## WORK TO BE COMPLETED
Using the listing below, give the number of lines where "text" appears, and nothing else.

++++++++++

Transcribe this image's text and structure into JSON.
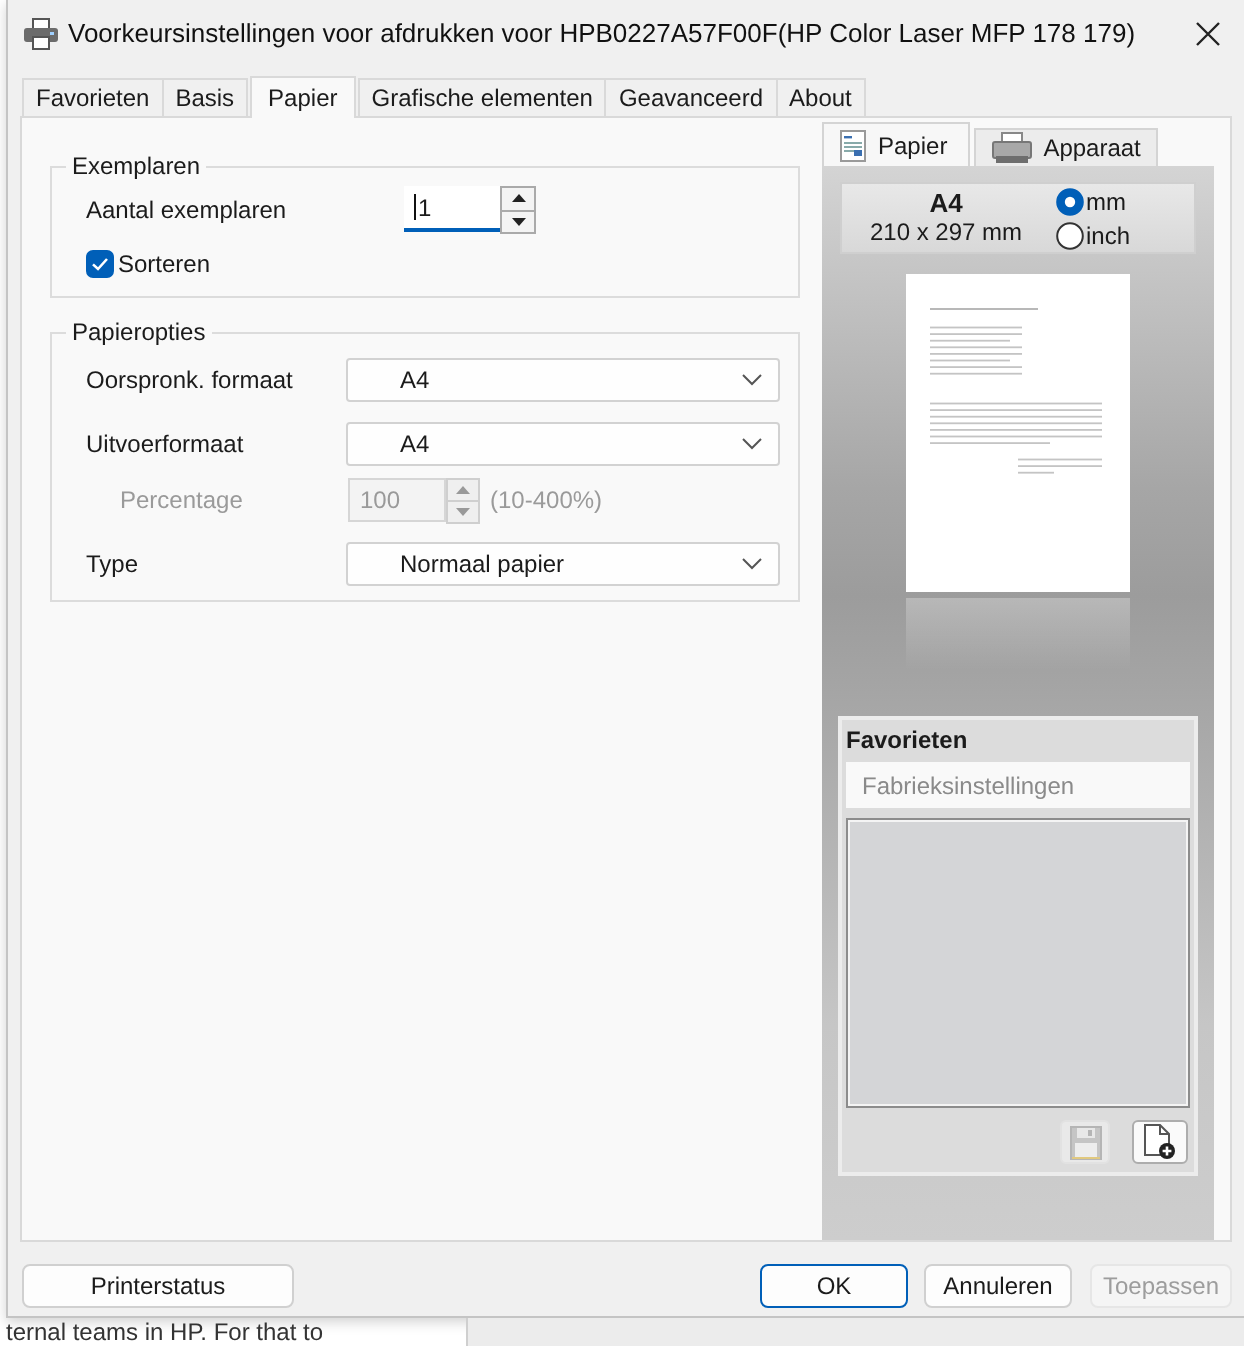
{
  "window": {
    "title": "Voorkeursinstellingen voor afdrukken voor HPB0227A57F00F(HP Color Laser MFP 178 179)"
  },
  "tabs": [
    {
      "label": "Favorieten",
      "selected": false
    },
    {
      "label": "Basis",
      "selected": false
    },
    {
      "label": "Papier",
      "selected": true
    },
    {
      "label": "Grafische elementen",
      "selected": false
    },
    {
      "label": "Geavanceerd",
      "selected": false
    },
    {
      "label": "About",
      "selected": false
    }
  ],
  "copies_group": {
    "title": "Exemplaren",
    "copies": {
      "label": "Aantal exemplaren",
      "value": "1"
    },
    "collate": {
      "label": "Sorteren",
      "checked": true
    }
  },
  "paper_group": {
    "title": "Papieropties",
    "rows": [
      {
        "kind": "select",
        "label": "Oorspronk. formaat",
        "value": "A4",
        "disabled": false
      },
      {
        "kind": "select",
        "label": "Uitvoerformaat",
        "value": "A4",
        "disabled": false
      },
      {
        "kind": "spin",
        "label": "Percentage",
        "value": "100",
        "range": "(10-400%)",
        "disabled": true
      },
      {
        "kind": "select",
        "label": "Type",
        "value": "Normaal papier",
        "disabled": false
      }
    ]
  },
  "preview": {
    "tabs": [
      {
        "kind": "paper",
        "label": "Papier",
        "selected": true
      },
      {
        "kind": "device",
        "label": "Apparaat",
        "selected": false
      }
    ],
    "size_name": "A4",
    "size_dims": "210 x 297 mm",
    "units": [
      {
        "label": "mm",
        "selected": true
      },
      {
        "label": "inch",
        "selected": false
      }
    ]
  },
  "favorites": {
    "title": "Favorieten",
    "current": "Fabrieksinstellingen",
    "buttons": [
      {
        "kind": "save",
        "disabled": true
      },
      {
        "kind": "new",
        "disabled": false
      }
    ]
  },
  "status_button": {
    "label": "Printerstatus"
  },
  "buttons": [
    {
      "label": "OK",
      "default": true,
      "disabled": false
    },
    {
      "label": "Annuleren",
      "default": false,
      "disabled": false
    },
    {
      "label": "Toepassen",
      "default": false,
      "disabled": true
    }
  ],
  "background": {
    "text": "ternal teams in HP. For that to"
  }
}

++++++++++

## FINISHED ANSWER
2